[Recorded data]

● ● ●

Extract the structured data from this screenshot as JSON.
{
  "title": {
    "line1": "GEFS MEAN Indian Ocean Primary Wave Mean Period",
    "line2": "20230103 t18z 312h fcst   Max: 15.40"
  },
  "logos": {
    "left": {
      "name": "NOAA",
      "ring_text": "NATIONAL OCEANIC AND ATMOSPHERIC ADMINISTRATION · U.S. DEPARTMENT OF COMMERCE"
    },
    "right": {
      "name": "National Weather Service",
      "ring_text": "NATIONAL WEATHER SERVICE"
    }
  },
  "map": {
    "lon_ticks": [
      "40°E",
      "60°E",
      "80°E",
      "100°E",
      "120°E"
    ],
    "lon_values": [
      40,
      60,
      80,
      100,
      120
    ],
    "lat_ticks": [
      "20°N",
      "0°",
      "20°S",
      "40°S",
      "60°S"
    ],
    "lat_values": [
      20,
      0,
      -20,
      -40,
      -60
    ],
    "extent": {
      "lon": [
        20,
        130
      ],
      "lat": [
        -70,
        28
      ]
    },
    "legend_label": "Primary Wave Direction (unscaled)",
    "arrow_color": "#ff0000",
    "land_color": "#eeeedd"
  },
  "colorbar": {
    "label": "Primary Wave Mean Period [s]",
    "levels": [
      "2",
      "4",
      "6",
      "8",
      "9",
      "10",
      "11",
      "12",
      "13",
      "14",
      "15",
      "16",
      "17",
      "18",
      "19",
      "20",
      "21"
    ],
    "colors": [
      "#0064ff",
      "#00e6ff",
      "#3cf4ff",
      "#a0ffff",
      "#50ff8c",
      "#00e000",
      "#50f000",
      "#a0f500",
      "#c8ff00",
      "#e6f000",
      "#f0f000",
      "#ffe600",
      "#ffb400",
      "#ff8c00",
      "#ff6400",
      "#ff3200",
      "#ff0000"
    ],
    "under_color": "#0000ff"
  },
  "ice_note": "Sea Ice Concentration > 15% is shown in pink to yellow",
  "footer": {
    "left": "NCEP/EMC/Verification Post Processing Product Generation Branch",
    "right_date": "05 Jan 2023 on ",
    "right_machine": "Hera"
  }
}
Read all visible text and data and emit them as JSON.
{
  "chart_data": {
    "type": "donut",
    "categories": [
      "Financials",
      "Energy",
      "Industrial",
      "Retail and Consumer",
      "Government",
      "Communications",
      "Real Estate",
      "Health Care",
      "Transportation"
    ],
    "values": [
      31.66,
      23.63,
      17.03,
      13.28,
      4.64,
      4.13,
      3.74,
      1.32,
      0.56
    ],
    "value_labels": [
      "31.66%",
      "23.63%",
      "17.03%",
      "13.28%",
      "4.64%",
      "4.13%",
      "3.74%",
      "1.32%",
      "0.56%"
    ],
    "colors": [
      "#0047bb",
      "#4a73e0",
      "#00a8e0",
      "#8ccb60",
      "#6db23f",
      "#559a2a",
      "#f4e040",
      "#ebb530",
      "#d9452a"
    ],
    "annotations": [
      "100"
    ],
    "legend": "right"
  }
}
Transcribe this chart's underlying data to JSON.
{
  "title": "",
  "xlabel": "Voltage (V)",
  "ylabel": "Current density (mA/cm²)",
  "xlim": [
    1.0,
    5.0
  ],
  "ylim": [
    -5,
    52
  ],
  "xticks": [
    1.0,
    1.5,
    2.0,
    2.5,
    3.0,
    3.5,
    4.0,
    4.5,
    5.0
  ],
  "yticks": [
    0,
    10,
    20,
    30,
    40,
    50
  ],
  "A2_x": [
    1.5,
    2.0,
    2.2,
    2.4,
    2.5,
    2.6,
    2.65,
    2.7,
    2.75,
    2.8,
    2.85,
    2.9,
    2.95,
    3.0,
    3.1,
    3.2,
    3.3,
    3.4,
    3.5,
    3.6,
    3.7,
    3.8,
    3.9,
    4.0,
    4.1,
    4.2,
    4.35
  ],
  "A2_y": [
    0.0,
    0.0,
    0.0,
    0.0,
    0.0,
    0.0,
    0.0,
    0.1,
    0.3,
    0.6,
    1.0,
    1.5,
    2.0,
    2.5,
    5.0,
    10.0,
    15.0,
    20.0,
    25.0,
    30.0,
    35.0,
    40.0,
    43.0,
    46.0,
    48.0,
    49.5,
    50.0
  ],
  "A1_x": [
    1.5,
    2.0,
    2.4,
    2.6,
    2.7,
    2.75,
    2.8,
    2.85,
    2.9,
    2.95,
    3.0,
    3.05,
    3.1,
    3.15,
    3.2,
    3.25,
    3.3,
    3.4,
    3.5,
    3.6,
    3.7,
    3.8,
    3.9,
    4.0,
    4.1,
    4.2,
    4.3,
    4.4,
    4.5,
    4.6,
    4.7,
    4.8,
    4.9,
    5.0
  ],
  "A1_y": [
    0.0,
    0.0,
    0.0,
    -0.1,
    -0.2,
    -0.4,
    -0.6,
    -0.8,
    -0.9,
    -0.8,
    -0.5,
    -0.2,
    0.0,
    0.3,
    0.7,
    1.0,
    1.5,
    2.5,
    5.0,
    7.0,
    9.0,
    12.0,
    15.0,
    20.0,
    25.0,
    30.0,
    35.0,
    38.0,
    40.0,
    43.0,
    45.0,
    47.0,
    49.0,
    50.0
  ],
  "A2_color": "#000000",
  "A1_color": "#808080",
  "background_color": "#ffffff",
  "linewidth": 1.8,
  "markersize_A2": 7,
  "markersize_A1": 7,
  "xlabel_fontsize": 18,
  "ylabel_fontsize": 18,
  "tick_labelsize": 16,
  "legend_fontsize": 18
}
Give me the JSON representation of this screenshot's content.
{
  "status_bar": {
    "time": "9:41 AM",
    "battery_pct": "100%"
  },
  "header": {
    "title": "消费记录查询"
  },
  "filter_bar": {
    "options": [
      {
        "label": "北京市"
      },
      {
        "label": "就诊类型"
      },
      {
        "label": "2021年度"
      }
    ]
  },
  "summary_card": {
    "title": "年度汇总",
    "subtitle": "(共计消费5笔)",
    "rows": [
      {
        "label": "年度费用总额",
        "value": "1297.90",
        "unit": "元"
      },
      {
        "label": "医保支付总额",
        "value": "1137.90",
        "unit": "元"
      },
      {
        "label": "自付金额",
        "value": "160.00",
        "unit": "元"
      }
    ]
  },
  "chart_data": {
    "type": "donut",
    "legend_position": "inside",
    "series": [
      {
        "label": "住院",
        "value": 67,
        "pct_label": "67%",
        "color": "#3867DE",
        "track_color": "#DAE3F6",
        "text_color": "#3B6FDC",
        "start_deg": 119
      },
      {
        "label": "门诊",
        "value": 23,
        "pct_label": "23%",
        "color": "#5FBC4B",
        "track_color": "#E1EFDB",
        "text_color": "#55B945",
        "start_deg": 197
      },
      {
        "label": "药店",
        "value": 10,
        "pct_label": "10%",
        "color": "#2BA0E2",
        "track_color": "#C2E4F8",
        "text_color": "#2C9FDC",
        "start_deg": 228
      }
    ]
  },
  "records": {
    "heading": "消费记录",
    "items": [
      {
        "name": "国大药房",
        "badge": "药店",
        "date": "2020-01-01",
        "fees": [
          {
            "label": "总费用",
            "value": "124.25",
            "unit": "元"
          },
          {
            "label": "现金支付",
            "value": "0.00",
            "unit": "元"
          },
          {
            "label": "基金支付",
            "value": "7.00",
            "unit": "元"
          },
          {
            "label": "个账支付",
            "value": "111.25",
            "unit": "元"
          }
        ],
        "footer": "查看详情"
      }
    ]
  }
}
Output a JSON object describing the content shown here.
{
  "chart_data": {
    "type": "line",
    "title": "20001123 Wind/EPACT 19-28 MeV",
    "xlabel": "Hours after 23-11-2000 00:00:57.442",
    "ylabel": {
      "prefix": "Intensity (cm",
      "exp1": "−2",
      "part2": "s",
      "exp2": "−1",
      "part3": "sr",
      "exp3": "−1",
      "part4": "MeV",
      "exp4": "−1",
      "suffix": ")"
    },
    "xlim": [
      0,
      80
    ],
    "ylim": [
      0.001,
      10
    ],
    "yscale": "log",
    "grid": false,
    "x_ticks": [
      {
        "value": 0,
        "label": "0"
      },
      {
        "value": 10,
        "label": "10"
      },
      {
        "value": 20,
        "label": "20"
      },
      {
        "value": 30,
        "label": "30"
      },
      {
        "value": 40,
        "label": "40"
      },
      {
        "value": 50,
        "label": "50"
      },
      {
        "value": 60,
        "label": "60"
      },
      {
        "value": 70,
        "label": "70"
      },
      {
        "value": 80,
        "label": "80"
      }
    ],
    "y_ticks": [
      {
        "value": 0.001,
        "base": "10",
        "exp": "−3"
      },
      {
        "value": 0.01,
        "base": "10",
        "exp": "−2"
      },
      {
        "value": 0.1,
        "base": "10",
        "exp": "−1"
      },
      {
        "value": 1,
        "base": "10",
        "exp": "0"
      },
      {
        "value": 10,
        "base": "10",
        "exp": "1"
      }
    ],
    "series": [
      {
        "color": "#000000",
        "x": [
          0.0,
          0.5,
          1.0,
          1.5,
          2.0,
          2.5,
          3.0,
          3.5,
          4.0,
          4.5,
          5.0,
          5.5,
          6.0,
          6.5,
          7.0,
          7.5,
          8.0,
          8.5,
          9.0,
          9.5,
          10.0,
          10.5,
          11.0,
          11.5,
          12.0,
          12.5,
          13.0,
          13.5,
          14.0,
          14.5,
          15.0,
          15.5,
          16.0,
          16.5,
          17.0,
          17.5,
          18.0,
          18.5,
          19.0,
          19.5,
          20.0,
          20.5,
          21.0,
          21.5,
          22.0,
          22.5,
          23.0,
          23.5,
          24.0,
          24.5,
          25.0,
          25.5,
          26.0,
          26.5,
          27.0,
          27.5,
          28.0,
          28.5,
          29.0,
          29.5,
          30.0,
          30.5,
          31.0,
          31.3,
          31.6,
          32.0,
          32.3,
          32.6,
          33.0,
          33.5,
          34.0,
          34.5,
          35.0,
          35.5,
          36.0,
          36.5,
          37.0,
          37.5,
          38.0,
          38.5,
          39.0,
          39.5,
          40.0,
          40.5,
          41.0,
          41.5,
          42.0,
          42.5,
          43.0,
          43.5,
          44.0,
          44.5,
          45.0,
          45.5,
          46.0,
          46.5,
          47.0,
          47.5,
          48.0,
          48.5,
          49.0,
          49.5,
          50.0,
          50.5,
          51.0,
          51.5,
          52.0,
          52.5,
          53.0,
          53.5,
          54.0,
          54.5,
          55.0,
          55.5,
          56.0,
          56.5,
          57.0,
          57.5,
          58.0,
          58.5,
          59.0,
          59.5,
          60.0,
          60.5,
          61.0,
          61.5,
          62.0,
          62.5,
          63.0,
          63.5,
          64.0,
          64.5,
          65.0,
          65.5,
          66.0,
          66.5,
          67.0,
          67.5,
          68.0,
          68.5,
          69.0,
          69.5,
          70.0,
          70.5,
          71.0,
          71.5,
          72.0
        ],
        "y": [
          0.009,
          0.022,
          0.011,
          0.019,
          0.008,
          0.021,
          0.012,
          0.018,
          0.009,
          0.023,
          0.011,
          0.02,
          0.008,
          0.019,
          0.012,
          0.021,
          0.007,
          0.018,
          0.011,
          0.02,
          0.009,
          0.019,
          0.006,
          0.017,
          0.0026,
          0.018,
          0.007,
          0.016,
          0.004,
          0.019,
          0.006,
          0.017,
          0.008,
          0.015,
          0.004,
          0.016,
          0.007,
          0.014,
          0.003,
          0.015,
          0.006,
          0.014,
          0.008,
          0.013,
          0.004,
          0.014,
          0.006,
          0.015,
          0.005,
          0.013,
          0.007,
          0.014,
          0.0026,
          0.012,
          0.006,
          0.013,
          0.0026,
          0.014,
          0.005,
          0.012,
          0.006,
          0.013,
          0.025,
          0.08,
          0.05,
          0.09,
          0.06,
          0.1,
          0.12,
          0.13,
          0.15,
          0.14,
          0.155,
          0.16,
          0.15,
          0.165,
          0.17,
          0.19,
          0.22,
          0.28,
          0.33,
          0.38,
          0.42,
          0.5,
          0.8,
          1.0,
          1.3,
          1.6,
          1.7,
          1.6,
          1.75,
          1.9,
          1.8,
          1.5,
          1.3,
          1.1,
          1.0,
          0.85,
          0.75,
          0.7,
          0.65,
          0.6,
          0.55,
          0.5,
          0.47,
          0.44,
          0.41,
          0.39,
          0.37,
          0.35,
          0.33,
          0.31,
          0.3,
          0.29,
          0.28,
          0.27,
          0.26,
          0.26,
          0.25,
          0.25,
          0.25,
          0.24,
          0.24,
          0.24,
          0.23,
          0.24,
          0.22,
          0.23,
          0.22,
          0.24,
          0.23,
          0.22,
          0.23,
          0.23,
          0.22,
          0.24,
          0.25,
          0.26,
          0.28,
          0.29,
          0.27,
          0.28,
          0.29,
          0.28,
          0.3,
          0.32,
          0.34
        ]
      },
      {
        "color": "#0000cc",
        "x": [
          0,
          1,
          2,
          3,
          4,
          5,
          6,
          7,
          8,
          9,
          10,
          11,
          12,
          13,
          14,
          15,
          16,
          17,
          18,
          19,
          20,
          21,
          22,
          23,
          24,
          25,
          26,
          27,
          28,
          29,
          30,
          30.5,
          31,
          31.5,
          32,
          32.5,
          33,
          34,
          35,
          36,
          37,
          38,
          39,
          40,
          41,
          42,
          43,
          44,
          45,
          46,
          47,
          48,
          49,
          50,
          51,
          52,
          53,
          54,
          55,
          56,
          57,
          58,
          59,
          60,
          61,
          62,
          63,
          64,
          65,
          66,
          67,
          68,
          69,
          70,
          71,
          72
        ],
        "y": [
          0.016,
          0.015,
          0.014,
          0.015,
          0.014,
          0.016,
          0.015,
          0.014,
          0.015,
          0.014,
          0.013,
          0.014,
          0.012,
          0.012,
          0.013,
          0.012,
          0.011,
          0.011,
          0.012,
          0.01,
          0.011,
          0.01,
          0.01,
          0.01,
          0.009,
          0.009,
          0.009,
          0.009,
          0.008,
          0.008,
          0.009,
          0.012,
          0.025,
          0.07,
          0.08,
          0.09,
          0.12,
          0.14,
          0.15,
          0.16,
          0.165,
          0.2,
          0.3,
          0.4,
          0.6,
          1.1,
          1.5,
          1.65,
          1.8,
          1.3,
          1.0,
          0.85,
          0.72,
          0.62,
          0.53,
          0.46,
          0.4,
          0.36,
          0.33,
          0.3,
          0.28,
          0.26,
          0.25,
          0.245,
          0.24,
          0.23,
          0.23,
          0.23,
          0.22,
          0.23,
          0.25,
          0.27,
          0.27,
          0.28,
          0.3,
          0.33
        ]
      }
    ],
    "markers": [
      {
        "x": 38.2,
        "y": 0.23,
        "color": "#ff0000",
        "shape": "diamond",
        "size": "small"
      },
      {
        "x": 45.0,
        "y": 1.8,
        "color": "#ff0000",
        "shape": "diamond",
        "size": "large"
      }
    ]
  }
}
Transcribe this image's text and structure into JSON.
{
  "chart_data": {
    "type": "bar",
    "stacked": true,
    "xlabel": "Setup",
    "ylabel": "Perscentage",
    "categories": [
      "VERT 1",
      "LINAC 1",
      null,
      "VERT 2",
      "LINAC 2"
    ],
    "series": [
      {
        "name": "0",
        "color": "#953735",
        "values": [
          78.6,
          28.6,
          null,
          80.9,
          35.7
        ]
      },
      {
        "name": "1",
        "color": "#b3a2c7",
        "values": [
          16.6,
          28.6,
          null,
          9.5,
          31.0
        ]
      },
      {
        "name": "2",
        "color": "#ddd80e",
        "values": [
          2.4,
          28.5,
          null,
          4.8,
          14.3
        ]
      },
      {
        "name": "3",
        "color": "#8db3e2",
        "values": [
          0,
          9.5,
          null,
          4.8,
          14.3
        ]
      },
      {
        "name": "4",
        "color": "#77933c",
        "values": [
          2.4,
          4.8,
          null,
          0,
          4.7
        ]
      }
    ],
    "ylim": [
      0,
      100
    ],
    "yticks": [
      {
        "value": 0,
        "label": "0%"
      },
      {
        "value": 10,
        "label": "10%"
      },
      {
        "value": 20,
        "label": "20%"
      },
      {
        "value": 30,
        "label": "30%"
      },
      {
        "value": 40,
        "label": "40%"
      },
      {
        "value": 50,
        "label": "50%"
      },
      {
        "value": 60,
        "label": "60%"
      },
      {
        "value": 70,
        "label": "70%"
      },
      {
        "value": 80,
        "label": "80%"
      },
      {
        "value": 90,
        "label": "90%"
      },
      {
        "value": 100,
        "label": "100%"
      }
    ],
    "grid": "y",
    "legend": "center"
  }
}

● ● ●

### Exercise
Where a line in the entries holds the word "name", copy that line.

### Response below
      "name": "NOAA",
      "name": "National Weather Service",
        "name": "国大药房",
        "name": "0",
        "name": "1",
        "name": "2",
        "name": "3",
        "name": "4",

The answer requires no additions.